§ **Source extract**:
AR: My writing staff are all like- I never knew, and this is bad, I never knew that people wrote comedy who didn’t perform comedy. I didn’t know you could do that until I got here at Late Night and people were like, “Well I had been a writer at this and this.” And I was like, ‘Oh do you…so you do, stand-up, or what?’ and they’re like ‘What? No, I’m a writer.’ I was like ‘Oh my god. I didn’t know people did that!’ I don’t even- I don’t see how it works. I don’t know how you could live like that. To get the laughs and then not get the laughs is murder. But yeah, I think that all of my writers are perfect because they were all performers who are also writers. So they all have that thing where they think of the way it looks and feels and the tone of it and, you know, what you’re wearing and what your accent is because they know how you are gonna get that laugh off of the performance of it. Whereas, I don’t know that other writers can do that. Ya know? But it’s very important to me because I am a performer performer. Like I’ll sing a song, I’ll f*ckin’ flip around, it- ya know? I’ll do it all. And I like that my whole writing staff- like if we could, if we had to, we could do like a full ass musical. We could write it, we could perform it, we could dance it, it’s nuts! So like, these people are all like, the craziest, talented folks that there are.

§ **Exercise instructions**:
- 1) According to the interview excerpt about the comedy writing staff, what aspects of a performance do the writers think about? List all of them.
- 2) In the interview excerpt about the comedy writing staff, what did the speaker not know before arriving at Late Night?
- 3) Continue the interview excerpt about the comedy writing staff from its final sentence.

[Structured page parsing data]

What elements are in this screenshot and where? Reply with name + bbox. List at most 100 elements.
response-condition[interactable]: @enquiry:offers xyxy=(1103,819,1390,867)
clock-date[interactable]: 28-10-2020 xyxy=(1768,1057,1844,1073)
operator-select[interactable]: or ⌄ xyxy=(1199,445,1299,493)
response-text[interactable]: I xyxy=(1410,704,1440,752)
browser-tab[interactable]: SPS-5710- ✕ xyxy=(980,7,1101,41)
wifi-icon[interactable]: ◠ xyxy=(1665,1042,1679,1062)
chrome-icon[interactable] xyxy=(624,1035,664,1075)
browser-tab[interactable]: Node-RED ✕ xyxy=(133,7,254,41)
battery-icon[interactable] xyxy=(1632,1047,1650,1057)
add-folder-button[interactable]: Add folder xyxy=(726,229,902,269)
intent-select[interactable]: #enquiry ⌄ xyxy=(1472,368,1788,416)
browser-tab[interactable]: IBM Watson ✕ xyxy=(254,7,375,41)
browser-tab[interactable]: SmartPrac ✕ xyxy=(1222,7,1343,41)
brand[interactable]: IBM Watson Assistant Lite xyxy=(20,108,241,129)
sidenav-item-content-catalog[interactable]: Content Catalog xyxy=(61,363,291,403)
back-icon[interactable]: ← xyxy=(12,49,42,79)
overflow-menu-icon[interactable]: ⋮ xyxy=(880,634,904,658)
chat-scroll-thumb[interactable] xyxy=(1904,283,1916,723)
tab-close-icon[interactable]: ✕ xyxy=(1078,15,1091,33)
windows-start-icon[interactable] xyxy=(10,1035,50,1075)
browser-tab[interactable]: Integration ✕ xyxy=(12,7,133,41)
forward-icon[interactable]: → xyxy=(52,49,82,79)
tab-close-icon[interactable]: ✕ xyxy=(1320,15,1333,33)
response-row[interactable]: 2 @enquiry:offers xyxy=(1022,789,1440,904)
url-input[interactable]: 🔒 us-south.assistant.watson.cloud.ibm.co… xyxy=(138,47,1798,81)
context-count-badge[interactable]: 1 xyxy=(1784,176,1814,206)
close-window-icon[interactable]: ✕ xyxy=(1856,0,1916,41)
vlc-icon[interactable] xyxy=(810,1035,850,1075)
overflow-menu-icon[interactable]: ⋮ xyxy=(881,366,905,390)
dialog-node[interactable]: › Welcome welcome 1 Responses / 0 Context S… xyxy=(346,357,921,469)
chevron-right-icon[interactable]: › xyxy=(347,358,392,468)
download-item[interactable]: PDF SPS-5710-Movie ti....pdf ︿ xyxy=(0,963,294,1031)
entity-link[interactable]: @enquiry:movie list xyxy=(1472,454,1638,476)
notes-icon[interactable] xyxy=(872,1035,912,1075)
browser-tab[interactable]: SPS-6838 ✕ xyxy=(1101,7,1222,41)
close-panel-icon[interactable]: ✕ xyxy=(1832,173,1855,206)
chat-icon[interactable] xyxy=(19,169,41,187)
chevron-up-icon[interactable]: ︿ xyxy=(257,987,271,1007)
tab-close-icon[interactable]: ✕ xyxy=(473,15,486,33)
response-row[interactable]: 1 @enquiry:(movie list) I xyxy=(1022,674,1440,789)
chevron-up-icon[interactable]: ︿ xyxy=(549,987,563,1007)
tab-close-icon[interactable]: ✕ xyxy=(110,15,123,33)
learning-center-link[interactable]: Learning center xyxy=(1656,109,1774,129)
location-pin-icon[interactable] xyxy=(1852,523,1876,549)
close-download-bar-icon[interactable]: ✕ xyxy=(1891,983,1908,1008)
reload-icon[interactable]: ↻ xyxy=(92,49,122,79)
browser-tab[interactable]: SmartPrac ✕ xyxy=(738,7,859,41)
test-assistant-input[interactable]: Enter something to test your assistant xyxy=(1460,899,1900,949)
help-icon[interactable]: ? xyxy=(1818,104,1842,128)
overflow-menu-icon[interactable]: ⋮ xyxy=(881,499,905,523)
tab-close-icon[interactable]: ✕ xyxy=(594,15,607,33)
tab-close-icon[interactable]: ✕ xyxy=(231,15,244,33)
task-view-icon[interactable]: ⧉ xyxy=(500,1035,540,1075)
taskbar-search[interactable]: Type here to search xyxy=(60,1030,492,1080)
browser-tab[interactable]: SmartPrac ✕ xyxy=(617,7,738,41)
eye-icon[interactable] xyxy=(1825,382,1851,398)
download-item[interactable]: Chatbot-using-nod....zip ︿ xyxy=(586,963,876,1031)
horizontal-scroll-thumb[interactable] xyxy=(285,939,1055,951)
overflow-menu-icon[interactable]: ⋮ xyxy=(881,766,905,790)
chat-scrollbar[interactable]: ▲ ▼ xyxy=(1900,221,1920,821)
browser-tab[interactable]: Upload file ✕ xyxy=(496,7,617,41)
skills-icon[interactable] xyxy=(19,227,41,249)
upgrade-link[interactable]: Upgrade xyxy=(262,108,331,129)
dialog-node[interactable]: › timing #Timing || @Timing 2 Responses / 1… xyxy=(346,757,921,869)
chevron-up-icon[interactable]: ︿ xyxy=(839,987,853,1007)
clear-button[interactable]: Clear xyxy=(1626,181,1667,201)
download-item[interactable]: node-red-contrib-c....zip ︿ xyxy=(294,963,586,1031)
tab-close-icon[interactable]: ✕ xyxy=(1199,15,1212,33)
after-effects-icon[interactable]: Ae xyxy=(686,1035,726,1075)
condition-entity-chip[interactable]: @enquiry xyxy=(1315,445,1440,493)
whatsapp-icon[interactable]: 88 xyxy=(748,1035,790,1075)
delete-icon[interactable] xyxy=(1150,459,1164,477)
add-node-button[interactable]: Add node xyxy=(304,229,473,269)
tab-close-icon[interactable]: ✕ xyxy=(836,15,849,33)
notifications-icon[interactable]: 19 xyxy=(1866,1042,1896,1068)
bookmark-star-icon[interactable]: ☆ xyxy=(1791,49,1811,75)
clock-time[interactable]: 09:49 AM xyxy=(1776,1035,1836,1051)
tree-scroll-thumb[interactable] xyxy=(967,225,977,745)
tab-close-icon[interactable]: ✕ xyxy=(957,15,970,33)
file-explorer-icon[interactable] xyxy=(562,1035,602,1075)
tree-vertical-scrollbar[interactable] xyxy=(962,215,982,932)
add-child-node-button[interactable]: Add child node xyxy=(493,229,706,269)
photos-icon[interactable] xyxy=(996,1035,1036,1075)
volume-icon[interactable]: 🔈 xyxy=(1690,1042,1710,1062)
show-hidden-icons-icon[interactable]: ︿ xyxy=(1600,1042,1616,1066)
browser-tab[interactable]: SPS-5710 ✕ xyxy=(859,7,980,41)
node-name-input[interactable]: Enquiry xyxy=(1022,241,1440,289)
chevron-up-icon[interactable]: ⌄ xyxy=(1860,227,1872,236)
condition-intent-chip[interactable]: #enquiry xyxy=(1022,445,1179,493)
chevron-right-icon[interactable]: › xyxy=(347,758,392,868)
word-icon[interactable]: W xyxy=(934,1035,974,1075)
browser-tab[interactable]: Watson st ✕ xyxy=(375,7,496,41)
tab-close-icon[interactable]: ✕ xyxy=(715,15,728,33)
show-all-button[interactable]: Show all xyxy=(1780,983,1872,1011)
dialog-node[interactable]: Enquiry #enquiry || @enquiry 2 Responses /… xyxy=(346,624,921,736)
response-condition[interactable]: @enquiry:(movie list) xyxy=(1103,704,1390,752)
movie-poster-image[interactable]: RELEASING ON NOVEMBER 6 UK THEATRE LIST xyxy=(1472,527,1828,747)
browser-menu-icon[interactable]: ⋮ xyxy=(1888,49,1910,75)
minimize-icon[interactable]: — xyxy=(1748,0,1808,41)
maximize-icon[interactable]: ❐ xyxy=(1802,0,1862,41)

§ **Exercise answers**:
- 1)
- The way it looks and feels
- The tone of it
- What you're wearing
- What your accent is

- 2) The speaker did not know that people wrote comedy without performing comedy.

- 3)
ZCJ: I love that. Do you think that there was anything that happened at Seth Meyers that you feel, like, prepared you for this? Or did you feel like you knew you could do this show 8 years ago? 

AR: I don’t know. I think that I always knew that I could do this show, but it is also like me to be like, “yeah I can do that.” “Well, of course I can do that” will so be my last words. ‘Of course I can do that! It’s fine! I got it. It’s fine, how hard can it be?’ Oh, actually my last words will be, ‘how hard can it be?’ [For Seth Meyers] you write sketches and then one gets chosen and then you perfect it. But now, you write a bunch of sketches and then you decide whether it gets picked or not. I mean, you pick it by writing it. It’s nuts. I’m still not used to it. But yeah, the amount that we write is what prepared me. Like, we write a lot of sketches and now we are writing sketches at a faster rate. But I do think I was prepared. 

ZCJ: I think it’s fair to say that Black Lives Matter dominated how we think and talk and how we’re gonna remember the rest of this year. Did it feel kind of frustrating to be like, “Do we have to talk about this again?”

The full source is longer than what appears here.